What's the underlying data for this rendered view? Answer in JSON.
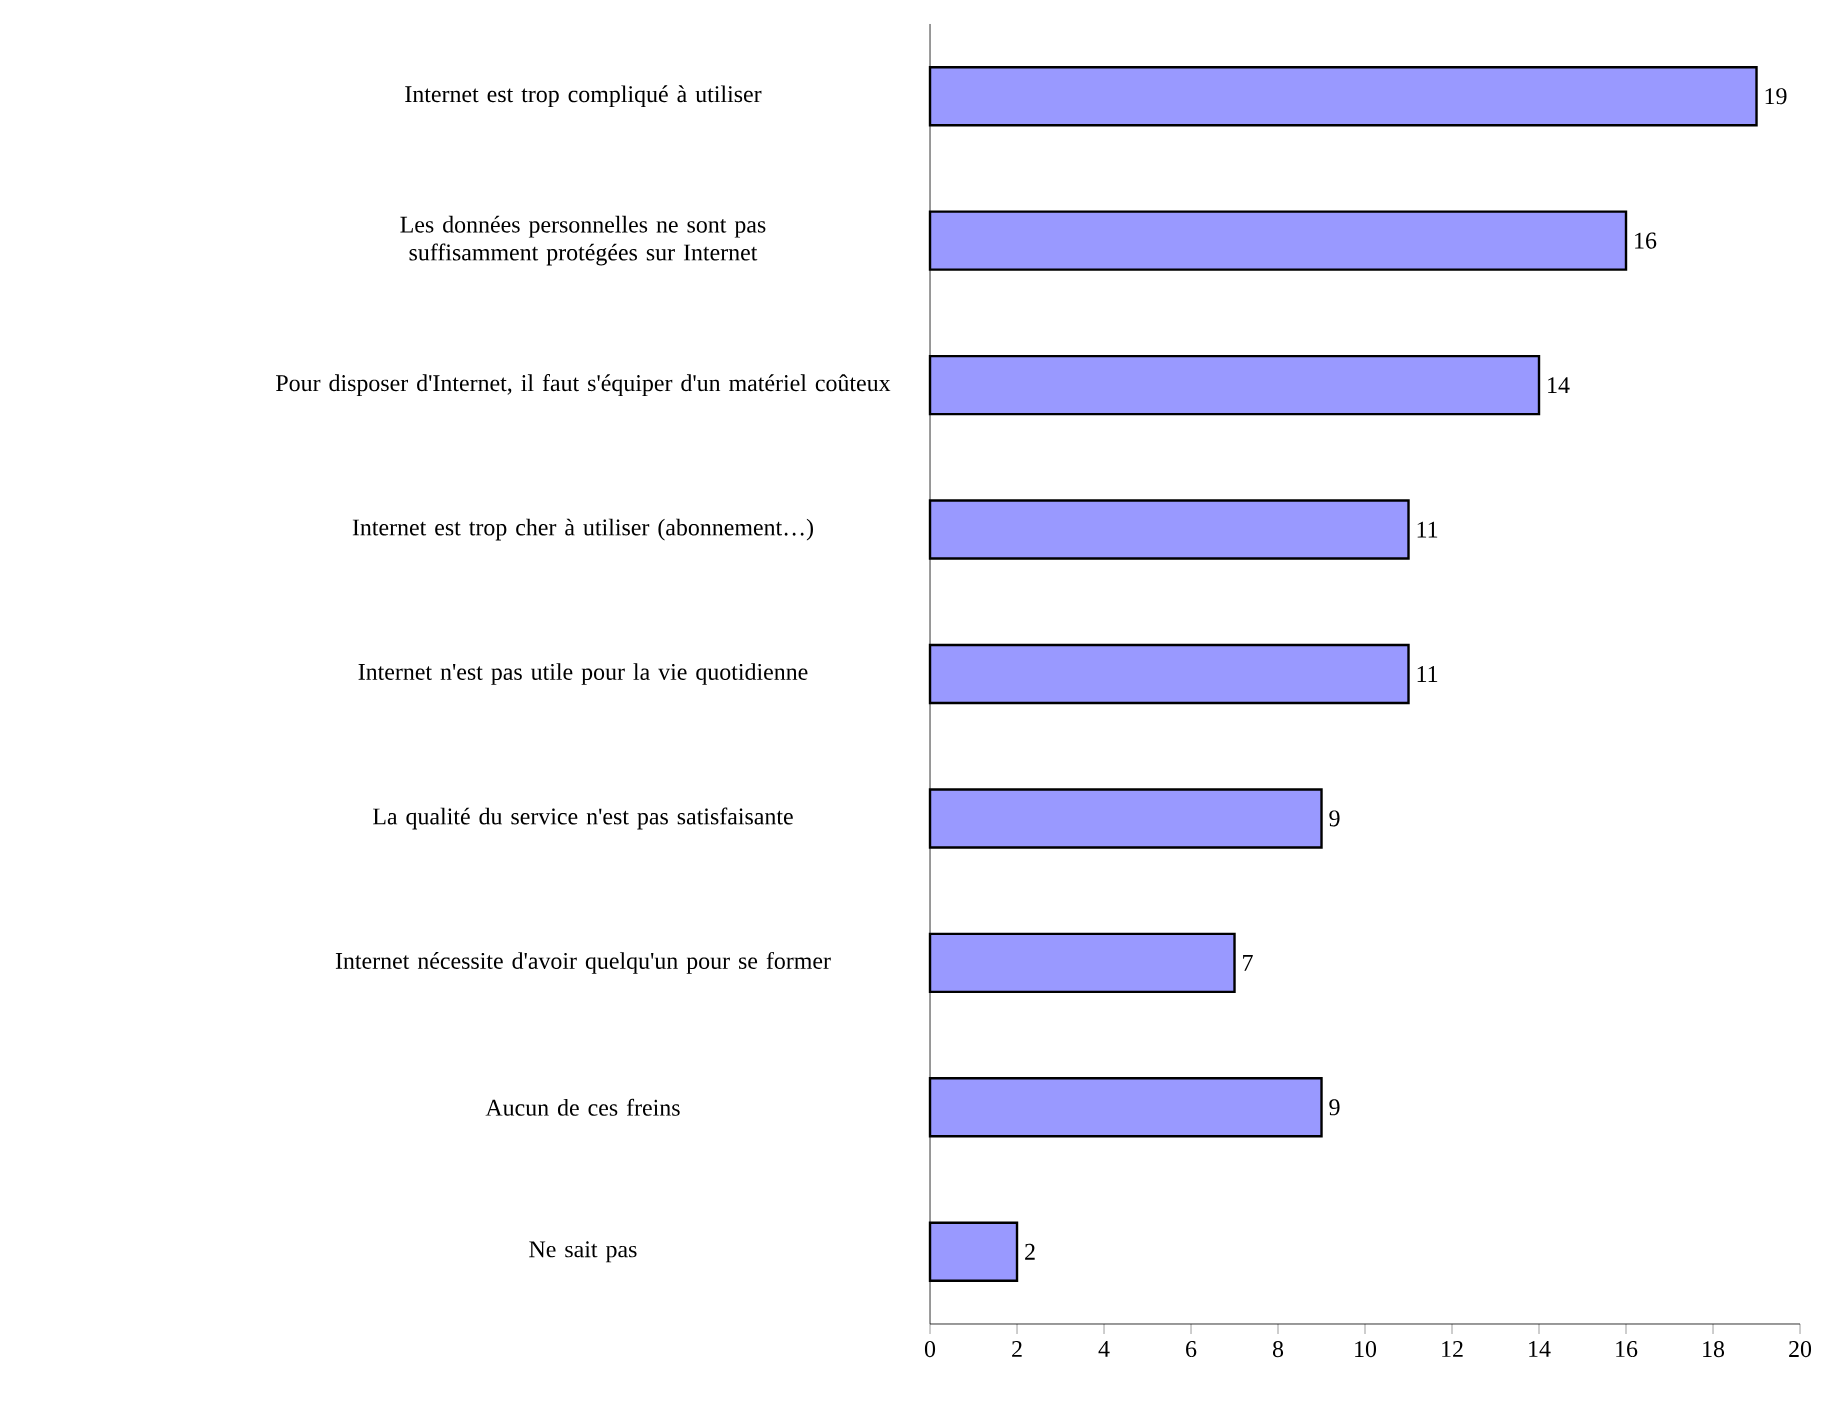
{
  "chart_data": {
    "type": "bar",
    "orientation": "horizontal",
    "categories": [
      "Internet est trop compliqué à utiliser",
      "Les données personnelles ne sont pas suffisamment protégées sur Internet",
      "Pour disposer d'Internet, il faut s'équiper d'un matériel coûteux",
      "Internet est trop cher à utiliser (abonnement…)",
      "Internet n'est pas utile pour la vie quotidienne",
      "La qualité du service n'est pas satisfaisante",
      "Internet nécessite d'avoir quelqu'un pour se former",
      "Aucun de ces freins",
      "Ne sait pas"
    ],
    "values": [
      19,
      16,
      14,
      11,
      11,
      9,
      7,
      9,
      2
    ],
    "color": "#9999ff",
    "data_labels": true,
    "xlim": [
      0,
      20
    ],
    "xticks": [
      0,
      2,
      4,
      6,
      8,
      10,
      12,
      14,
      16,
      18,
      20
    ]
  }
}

⁂

• _Goal of the exercise_:
Write out all the entries again, word for word, and print no images.

• _Finished exercise_:
What's the underlying data for this rendered view? Answer in JSON.
{
  "chart_data": {
    "type": "bar",
    "orientation": "horizontal",
    "categories": [
      "Internet est trop compliqué à utiliser",
      "Les données personnelles ne sont pas suffisamment protégées sur Internet",
      "Pour disposer d'Internet, il faut s'équiper d'un matériel coûteux",
      "Internet est trop cher à utiliser (abonnement…)",
      "Internet n'est pas utile pour la vie quotidienne",
      "La qualité du service n'est pas satisfaisante",
      "Internet nécessite d'avoir quelqu'un pour se former",
      "Aucun de ces freins",
      "Ne sait pas"
    ],
    "values": [
      19,
      16,
      14,
      11,
      11,
      9,
      7,
      9,
      2
    ],
    "color": "#9999ff",
    "data_labels": true,
    "xlim": [
      0,
      20
    ],
    "xticks": [
      0,
      2,
      4,
      6,
      8,
      10,
      12,
      14,
      16,
      18,
      20
    ]
  }
}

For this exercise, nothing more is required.